▶ [Given problem]: Find how many lines hold the word "thức". Give only the number.

———

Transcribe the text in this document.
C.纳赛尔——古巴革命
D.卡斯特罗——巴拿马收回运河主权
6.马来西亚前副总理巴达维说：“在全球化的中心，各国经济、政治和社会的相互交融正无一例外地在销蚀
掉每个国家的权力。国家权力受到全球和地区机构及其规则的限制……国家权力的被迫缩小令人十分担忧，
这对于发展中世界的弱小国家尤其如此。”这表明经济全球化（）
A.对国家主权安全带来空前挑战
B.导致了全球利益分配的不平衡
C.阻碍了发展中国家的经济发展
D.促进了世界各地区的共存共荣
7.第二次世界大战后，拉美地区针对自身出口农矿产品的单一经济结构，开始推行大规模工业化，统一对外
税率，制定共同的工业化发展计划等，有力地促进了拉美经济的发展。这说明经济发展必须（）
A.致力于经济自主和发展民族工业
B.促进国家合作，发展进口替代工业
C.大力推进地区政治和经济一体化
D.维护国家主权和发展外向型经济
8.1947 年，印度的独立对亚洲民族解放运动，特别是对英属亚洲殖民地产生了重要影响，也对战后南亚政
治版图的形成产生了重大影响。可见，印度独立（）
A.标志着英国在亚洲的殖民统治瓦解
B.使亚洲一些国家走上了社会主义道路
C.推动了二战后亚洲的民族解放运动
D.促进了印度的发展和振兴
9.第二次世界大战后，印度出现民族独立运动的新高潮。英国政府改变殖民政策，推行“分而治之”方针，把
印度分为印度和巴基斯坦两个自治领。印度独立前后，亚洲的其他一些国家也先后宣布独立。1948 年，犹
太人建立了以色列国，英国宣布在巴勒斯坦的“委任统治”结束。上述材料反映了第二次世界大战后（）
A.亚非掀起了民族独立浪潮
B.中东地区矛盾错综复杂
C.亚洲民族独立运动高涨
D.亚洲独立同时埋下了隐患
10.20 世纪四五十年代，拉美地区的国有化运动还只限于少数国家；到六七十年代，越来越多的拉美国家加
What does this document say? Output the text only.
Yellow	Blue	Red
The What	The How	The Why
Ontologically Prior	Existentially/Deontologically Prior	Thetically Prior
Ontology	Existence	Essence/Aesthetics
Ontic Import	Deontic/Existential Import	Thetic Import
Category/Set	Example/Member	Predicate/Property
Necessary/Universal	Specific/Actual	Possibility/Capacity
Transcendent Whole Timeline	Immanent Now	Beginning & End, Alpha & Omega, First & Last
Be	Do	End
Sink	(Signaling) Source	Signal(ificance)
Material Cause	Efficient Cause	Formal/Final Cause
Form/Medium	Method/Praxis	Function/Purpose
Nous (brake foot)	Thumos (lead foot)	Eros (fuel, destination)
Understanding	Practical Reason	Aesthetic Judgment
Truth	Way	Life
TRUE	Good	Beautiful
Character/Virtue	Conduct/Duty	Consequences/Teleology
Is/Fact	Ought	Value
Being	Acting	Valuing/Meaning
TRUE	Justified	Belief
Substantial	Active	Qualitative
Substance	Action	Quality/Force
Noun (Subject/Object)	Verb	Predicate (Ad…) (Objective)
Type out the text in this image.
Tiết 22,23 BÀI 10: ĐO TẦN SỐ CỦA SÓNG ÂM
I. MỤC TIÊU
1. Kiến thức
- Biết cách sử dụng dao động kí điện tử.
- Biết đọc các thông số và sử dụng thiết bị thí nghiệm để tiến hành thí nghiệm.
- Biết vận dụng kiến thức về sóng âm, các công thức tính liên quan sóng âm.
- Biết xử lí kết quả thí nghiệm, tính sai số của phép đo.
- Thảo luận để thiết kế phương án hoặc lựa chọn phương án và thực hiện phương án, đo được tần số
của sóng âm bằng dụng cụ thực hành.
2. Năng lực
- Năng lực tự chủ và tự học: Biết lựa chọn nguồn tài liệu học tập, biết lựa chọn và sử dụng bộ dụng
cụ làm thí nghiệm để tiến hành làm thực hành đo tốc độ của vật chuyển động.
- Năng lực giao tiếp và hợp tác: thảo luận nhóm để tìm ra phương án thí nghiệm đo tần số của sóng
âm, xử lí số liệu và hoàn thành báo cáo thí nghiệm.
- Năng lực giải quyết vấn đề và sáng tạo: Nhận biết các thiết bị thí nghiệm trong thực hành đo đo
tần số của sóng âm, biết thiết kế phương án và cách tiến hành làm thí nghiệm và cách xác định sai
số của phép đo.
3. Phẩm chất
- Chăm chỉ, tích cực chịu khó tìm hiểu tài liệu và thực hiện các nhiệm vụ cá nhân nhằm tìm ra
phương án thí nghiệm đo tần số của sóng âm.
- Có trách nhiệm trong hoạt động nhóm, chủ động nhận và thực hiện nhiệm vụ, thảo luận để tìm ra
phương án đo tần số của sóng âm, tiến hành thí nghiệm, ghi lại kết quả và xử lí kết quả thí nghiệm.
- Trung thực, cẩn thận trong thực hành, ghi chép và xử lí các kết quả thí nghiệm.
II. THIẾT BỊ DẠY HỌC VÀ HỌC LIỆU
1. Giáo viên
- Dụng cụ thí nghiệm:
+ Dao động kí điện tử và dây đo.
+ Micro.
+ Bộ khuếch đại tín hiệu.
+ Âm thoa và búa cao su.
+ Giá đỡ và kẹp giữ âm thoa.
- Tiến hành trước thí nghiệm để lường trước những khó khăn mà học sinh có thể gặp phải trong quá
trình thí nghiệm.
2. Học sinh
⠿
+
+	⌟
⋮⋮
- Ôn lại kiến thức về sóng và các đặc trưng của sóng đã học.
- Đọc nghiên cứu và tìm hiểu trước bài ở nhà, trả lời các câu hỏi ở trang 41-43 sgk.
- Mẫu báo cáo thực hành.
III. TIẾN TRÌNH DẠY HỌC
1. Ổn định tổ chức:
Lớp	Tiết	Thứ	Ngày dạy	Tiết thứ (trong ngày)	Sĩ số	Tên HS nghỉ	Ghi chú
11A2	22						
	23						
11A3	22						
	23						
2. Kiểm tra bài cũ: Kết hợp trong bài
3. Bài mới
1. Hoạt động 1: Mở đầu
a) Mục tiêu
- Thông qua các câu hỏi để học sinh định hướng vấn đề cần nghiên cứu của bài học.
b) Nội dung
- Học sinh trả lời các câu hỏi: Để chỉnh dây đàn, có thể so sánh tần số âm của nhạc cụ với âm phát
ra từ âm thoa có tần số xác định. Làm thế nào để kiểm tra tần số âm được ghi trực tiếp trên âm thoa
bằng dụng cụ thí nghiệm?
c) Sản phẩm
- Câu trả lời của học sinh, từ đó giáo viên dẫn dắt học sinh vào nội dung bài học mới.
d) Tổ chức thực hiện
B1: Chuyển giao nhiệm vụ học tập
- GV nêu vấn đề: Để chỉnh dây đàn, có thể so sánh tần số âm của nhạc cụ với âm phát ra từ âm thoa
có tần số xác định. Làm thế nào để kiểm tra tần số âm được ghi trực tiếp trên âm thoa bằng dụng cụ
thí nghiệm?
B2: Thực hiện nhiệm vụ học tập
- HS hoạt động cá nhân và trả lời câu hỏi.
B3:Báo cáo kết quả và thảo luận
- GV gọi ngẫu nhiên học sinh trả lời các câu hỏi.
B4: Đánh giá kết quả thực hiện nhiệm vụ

———

▶ [Solution to this problem]: 3